| What you have to do |
Repeat the listing word for word. No pictures belong in the copy.
* start *
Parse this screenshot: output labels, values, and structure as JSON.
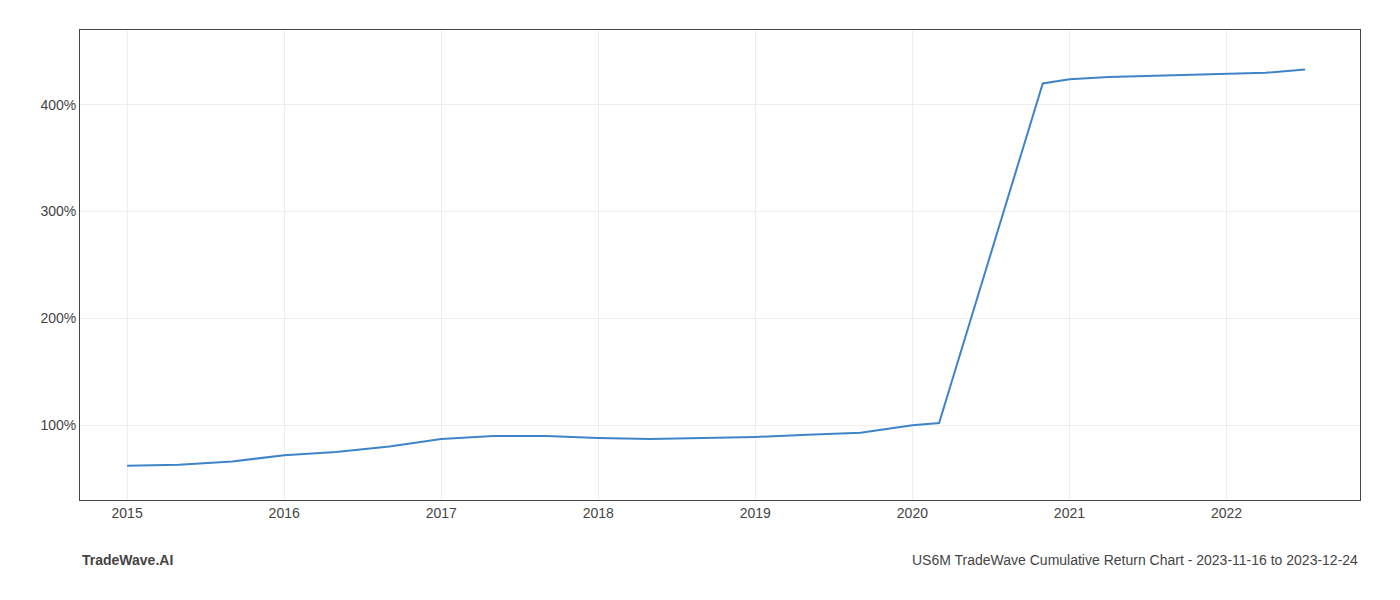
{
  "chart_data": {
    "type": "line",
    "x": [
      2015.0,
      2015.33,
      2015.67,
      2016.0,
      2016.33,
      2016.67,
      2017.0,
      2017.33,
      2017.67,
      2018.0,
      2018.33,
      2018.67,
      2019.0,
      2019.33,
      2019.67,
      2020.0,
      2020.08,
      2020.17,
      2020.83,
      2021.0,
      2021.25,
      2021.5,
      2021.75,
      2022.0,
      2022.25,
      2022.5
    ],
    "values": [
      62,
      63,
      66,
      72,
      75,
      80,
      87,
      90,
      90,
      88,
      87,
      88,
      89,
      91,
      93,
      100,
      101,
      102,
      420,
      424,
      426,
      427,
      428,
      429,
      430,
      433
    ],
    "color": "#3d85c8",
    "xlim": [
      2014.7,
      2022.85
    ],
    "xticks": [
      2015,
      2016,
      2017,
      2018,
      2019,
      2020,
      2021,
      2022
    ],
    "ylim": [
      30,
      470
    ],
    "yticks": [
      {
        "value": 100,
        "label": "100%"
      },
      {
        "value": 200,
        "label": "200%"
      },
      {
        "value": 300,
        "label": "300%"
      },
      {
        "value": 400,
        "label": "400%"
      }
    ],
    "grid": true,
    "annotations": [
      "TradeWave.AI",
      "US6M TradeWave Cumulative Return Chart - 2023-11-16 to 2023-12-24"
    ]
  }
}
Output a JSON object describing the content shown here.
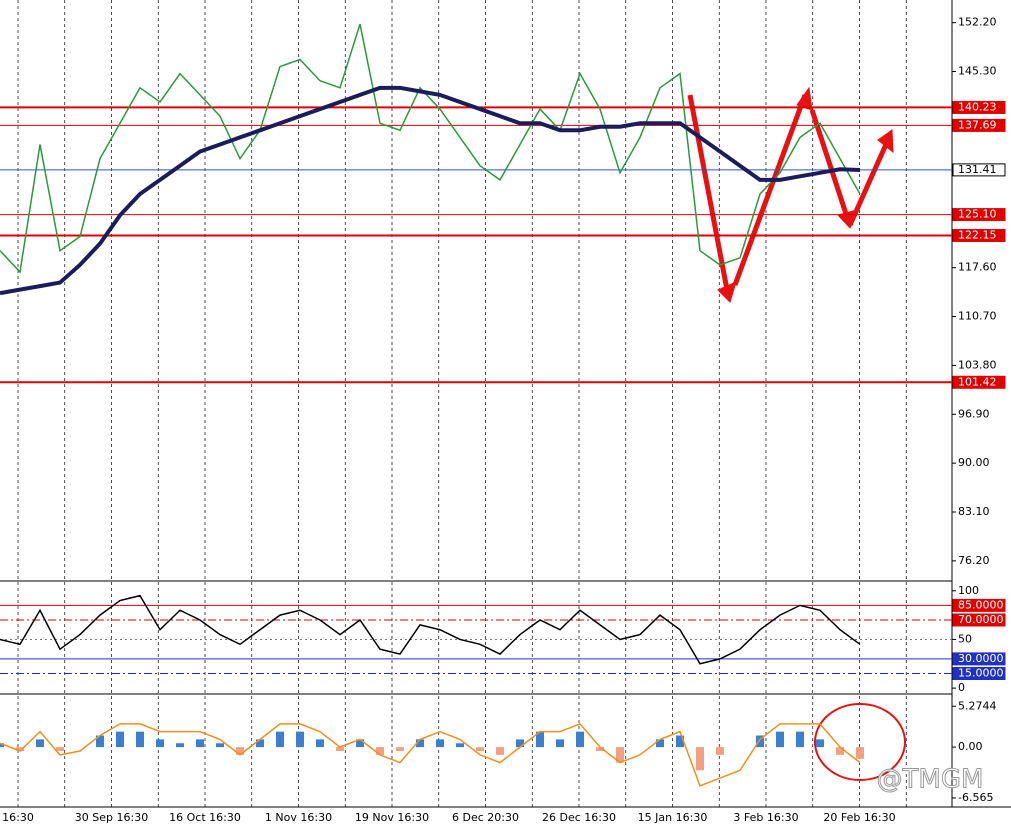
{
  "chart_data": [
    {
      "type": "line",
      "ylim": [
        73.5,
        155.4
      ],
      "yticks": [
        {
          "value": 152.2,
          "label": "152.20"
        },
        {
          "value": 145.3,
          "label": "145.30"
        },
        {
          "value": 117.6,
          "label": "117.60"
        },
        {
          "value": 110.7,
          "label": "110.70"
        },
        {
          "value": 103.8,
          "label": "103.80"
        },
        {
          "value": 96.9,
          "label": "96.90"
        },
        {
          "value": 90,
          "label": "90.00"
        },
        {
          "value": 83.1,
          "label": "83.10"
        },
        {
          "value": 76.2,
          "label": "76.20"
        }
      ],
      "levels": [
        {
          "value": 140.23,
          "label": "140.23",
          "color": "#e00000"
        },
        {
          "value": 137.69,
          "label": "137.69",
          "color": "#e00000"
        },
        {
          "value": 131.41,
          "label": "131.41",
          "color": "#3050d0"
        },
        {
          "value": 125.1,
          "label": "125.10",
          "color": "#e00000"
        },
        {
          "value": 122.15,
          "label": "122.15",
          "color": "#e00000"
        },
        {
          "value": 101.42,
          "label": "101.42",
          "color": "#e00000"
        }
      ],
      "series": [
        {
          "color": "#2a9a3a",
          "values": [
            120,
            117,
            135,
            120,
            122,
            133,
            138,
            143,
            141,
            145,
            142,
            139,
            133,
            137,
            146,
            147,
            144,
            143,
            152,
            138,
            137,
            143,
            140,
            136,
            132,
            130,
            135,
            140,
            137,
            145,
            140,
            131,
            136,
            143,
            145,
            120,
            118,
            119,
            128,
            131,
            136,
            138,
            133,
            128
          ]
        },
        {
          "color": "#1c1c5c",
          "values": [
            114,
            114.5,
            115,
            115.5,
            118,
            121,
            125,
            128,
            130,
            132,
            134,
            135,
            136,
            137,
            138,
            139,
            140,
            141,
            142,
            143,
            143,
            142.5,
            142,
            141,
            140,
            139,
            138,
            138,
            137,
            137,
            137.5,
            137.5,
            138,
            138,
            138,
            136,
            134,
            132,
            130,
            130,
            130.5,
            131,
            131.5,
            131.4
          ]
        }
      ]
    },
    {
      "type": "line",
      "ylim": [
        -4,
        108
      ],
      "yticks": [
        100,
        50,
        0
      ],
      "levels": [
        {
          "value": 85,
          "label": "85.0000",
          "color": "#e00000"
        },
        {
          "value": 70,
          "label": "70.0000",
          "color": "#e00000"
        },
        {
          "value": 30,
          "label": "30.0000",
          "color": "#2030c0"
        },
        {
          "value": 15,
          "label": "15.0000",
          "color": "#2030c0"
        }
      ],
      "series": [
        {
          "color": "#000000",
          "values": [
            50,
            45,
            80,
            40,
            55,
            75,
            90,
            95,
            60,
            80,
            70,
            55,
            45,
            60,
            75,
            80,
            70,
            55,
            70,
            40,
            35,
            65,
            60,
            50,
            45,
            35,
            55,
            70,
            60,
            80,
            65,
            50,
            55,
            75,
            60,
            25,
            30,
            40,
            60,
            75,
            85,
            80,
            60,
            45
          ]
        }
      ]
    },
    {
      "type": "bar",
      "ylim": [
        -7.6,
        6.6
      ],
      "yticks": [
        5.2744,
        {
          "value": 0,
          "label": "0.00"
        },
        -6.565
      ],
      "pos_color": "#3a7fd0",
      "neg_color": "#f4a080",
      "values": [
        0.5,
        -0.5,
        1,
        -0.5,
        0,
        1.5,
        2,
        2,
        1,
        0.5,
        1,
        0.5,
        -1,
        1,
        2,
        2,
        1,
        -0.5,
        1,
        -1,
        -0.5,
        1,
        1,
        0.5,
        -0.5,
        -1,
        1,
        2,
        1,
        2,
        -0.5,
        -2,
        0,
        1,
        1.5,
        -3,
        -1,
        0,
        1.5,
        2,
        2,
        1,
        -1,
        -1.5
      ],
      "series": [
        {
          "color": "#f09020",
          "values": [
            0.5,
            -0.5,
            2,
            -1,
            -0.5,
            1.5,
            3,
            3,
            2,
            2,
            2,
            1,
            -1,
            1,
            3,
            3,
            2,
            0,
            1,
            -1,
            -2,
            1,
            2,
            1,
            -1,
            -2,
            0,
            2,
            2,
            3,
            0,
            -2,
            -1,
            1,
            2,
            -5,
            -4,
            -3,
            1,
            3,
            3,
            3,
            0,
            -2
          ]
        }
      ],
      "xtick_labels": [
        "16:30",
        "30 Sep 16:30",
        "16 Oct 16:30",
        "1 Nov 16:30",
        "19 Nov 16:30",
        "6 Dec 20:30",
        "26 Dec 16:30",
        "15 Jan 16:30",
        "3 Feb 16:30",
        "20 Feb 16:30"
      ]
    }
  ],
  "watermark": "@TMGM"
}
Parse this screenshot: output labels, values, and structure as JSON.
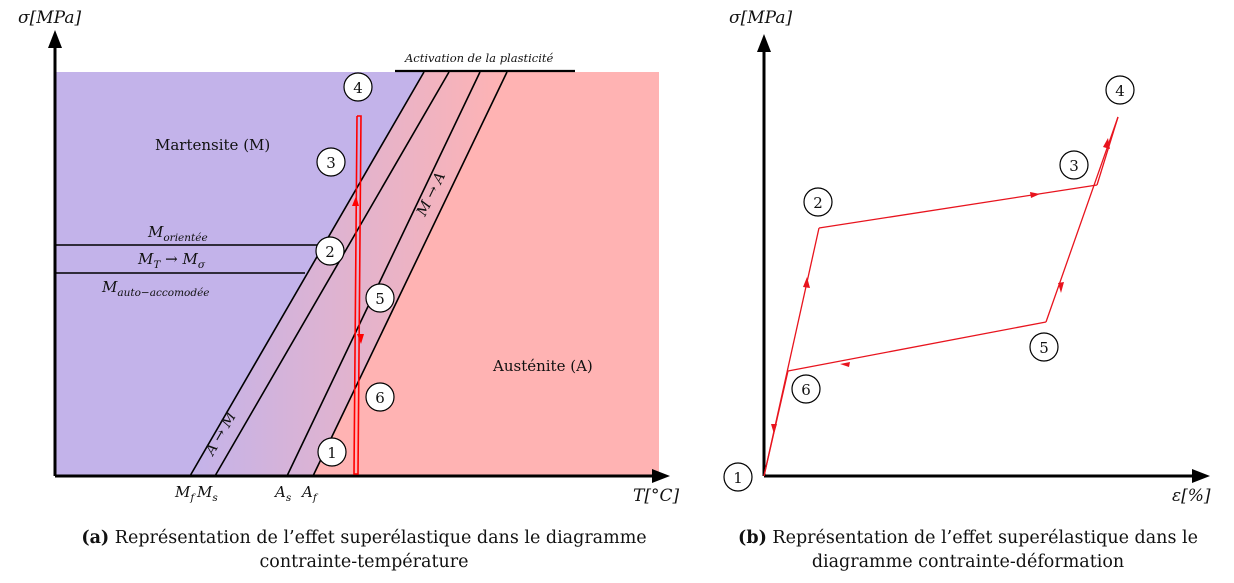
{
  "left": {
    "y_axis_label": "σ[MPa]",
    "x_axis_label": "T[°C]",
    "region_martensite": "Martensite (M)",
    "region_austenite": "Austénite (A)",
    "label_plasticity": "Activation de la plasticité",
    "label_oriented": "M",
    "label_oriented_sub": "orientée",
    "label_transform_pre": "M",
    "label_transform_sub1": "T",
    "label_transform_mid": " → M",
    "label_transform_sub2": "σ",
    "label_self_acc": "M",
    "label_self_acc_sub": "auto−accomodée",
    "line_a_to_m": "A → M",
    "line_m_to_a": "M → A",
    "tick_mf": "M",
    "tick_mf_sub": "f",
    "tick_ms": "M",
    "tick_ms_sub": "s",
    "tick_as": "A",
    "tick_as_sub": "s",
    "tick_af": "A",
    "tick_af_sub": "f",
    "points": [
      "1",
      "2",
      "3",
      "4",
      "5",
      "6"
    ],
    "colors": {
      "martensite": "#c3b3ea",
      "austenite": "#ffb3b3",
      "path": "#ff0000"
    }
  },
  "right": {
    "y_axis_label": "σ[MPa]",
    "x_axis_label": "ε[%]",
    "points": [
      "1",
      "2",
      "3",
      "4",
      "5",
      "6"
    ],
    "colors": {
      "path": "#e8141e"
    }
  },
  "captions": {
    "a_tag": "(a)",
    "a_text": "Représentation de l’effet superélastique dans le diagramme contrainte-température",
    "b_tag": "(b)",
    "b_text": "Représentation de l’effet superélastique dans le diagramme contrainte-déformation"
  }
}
* end *
| Task solution |
Parse this screenshot: output labels, values, and structure as JSON.
{
  "chart_data": {
    "type": "line",
    "x": [
      2015.0,
      2015.33,
      2015.67,
      2016.0,
      2016.33,
      2016.67,
      2017.0,
      2017.33,
      2017.67,
      2018.0,
      2018.33,
      2018.67,
      2019.0,
      2019.33,
      2019.67,
      2020.0,
      2020.08,
      2020.17,
      2020.83,
      2021.0,
      2021.25,
      2021.5,
      2021.75,
      2022.0,
      2022.25,
      2022.5
    ],
    "values": [
      62,
      63,
      66,
      72,
      75,
      80,
      87,
      90,
      90,
      88,
      87,
      88,
      89,
      91,
      93,
      100,
      101,
      102,
      420,
      424,
      426,
      427,
      428,
      429,
      430,
      433
    ],
    "color": "#3d85c8",
    "xlim": [
      2014.7,
      2022.85
    ],
    "xticks": [
      2015,
      2016,
      2017,
      2018,
      2019,
      2020,
      2021,
      2022
    ],
    "ylim": [
      30,
      470
    ],
    "yticks": [
      {
        "value": 100,
        "label": "100%"
      },
      {
        "value": 200,
        "label": "200%"
      },
      {
        "value": 300,
        "label": "300%"
      },
      {
        "value": 400,
        "label": "400%"
      }
    ],
    "grid": true,
    "annotations": [
      "TradeWave.AI",
      "US6M TradeWave Cumulative Return Chart - 2023-11-16 to 2023-12-24"
    ]
  }
}
Output a JSON object describing the content shown here.
{
  "chart_data": [
    {
      "type": "line",
      "ylim": [
        73.5,
        155.4
      ],
      "yticks": [
        {
          "value": 152.2,
          "label": "152.20"
        },
        {
          "value": 145.3,
          "label": "145.30"
        },
        {
          "value": 117.6,
          "label": "117.60"
        },
        {
          "value": 110.7,
          "label": "110.70"
        },
        {
          "value": 103.8,
          "label": "103.80"
        },
        {
          "value": 96.9,
          "label": "96.90"
        },
        {
          "value": 90,
          "label": "90.00"
        },
        {
          "value": 83.1,
          "label": "83.10"
        },
        {
          "value": 76.2,
          "label": "76.20"
        }
      ],
      "levels": [
        {
          "value": 140.23,
          "label": "140.23",
          "color": "#e00000"
        },
        {
          "value": 137.69,
          "label": "137.69",
          "color": "#e00000"
        },
        {
          "value": 131.41,
          "label": "131.41",
          "color": "#3050d0"
        },
        {
          "value": 125.1,
          "label": "125.10",
          "color": "#e00000"
        },
        {
          "value": 122.15,
          "label": "122.15",
          "color": "#e00000"
        },
        {
          "value": 101.42,
          "label": "101.42",
          "color": "#e00000"
        }
      ],
      "series": [
        {
          "color": "#2a9a3a",
          "values": [
            120,
            117,
            135,
            120,
            122,
            133,
            138,
            143,
            141,
            145,
            142,
            139,
            133,
            137,
            146,
            147,
            144,
            143,
            152,
            138,
            137,
            143,
            140,
            136,
            132,
            130,
            135,
            140,
            137,
            145,
            140,
            131,
            136,
            143,
            145,
            120,
            118,
            119,
            128,
            131,
            136,
            138,
            133,
            128
          ]
        },
        {
          "color": "#1c1c5c",
          "values": [
            114,
            114.5,
            115,
            115.5,
            118,
            121,
            125,
            128,
            130,
            132,
            134,
            135,
            136,
            137,
            138,
            139,
            140,
            141,
            142,
            143,
            143,
            142.5,
            142,
            141,
            140,
            139,
            138,
            138,
            137,
            137,
            137.5,
            137.5,
            138,
            138,
            138,
            136,
            134,
            132,
            130,
            130,
            130.5,
            131,
            131.5,
            131.4
          ]
        }
      ]
    },
    {
      "type": "line",
      "ylim": [
        -4,
        108
      ],
      "yticks": [
        100,
        50,
        0
      ],
      "levels": [
        {
          "value": 85,
          "label": "85.0000",
          "color": "#e00000"
        },
        {
          "value": 70,
          "label": "70.0000",
          "color": "#e00000"
        },
        {
          "value": 30,
          "label": "30.0000",
          "color": "#2030c0"
        },
        {
          "value": 15,
          "label": "15.0000",
          "color": "#2030c0"
        }
      ],
      "series": [
        {
          "color": "#000000",
          "values": [
            50,
            45,
            80,
            40,
            55,
            75,
            90,
            95,
            60,
            80,
            70,
            55,
            45,
            60,
            75,
            80,
            70,
            55,
            70,
            40,
            35,
            65,
            60,
            50,
            45,
            35,
            55,
            70,
            60,
            80,
            65,
            50,
            55,
            75,
            60,
            25,
            30,
            40,
            60,
            75,
            85,
            80,
            60,
            45
          ]
        }
      ]
    },
    {
      "type": "bar",
      "ylim": [
        -7.6,
        6.6
      ],
      "yticks": [
        5.2744,
        {
          "value": 0,
          "label": "0.00"
        },
        -6.565
      ],
      "pos_color": "#3a7fd0",
      "neg_color": "#f4a080",
      "values": [
        0.5,
        -0.5,
        1,
        -0.5,
        0,
        1.5,
        2,
        2,
        1,
        0.5,
        1,
        0.5,
        -1,
        1,
        2,
        2,
        1,
        -0.5,
        1,
        -1,
        -0.5,
        1,
        1,
        0.5,
        -0.5,
        -1,
        1,
        2,
        1,
        2,
        -0.5,
        -2,
        0,
        1,
        1.5,
        -3,
        -1,
        0,
        1.5,
        2,
        2,
        1,
        -1,
        -1.5
      ],
      "series": [
        {
          "color": "#f09020",
          "values": [
            0.5,
            -0.5,
            2,
            -1,
            -0.5,
            1.5,
            3,
            3,
            2,
            2,
            2,
            1,
            -1,
            1,
            3,
            3,
            2,
            0,
            1,
            -1,
            -2,
            1,
            2,
            1,
            -1,
            -2,
            0,
            2,
            2,
            3,
            0,
            -2,
            -1,
            1,
            2,
            -5,
            -4,
            -3,
            1,
            3,
            3,
            3,
            0,
            -2
          ]
        }
      ],
      "xtick_labels": [
        "16:30",
        "30 Sep 16:30",
        "16 Oct 16:30",
        "1 Nov 16:30",
        "19 Nov 16:30",
        "6 Dec 20:30",
        "26 Dec 16:30",
        "15 Jan 16:30",
        "3 Feb 16:30",
        "20 Feb 16:30"
      ]
    }
  ],
  "watermark": "@TMGM"
}
Parse this screenshot: output labels, values, and structure as JSON.
{
  "left": {
    "y_axis_label": "σ[MPa]",
    "x_axis_label": "T[°C]",
    "region_martensite": "Martensite (M)",
    "region_austenite": "Austénite (A)",
    "label_plasticity": "Activation de la plasticité",
    "label_oriented": "M",
    "label_oriented_sub": "orientée",
    "label_transform_pre": "M",
    "label_transform_sub1": "T",
    "label_transform_mid": " → M",
    "label_transform_sub2": "σ",
    "label_self_acc": "M",
    "label_self_acc_sub": "auto−accomodée",
    "line_a_to_m": "A → M",
    "line_m_to_a": "M → A",
    "tick_mf": "M",
    "tick_mf_sub": "f",
    "tick_ms": "M",
    "tick_ms_sub": "s",
    "tick_as": "A",
    "tick_as_sub": "s",
    "tick_af": "A",
    "tick_af_sub": "f",
    "points": [
      "1",
      "2",
      "3",
      "4",
      "5",
      "6"
    ],
    "colors": {
      "martensite": "#c3b3ea",
      "austenite": "#ffb3b3",
      "path": "#ff0000"
    }
  },
  "right": {
    "y_axis_label": "σ[MPa]",
    "x_axis_label": "ε[%]",
    "points": [
      "1",
      "2",
      "3",
      "4",
      "5",
      "6"
    ],
    "colors": {
      "path": "#e8141e"
    }
  },
  "captions": {
    "a_tag": "(a)",
    "a_text": "Représentation de l’effet superélastique dans le diagramme contrainte-température",
    "b_tag": "(b)",
    "b_text": "Représentation de l’effet superélastique dans le diagramme contrainte-déformation"
  }
}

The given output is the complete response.